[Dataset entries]
────────────────────

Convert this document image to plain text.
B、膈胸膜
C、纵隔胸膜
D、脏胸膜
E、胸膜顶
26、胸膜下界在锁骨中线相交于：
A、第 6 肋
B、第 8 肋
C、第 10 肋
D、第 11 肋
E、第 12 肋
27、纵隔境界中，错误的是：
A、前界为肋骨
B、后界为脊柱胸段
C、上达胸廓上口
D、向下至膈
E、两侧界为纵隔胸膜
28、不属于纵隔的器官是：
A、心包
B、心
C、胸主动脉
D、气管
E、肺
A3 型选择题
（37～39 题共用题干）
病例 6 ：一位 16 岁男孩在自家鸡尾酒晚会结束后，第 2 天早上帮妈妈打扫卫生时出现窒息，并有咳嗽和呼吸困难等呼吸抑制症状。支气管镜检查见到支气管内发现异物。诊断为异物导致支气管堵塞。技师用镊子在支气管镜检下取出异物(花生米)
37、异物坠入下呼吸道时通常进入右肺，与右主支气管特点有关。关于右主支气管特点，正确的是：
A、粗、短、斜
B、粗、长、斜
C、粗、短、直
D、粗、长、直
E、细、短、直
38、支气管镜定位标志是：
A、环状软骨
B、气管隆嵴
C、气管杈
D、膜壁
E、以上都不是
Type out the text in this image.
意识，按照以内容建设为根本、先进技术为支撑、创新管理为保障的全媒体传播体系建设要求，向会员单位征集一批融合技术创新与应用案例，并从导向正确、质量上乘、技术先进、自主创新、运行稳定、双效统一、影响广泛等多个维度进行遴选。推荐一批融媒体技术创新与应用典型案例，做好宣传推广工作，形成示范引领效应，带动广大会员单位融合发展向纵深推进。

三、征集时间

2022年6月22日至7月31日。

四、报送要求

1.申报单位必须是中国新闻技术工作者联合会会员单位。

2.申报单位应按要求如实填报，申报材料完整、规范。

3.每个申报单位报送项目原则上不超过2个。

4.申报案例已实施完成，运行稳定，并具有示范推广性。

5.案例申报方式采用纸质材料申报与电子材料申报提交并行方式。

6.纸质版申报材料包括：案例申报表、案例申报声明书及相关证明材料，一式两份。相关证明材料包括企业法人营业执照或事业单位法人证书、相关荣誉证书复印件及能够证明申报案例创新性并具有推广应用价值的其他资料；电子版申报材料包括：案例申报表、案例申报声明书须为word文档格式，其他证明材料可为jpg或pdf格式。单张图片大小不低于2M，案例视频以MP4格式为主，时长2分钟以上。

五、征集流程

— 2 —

────────────────────

» Stated goal:
Among the lines of the material, find those that hold the word "this" and copy them.

» The reply:
Convert this document image to plain text.
Type out the text in this image.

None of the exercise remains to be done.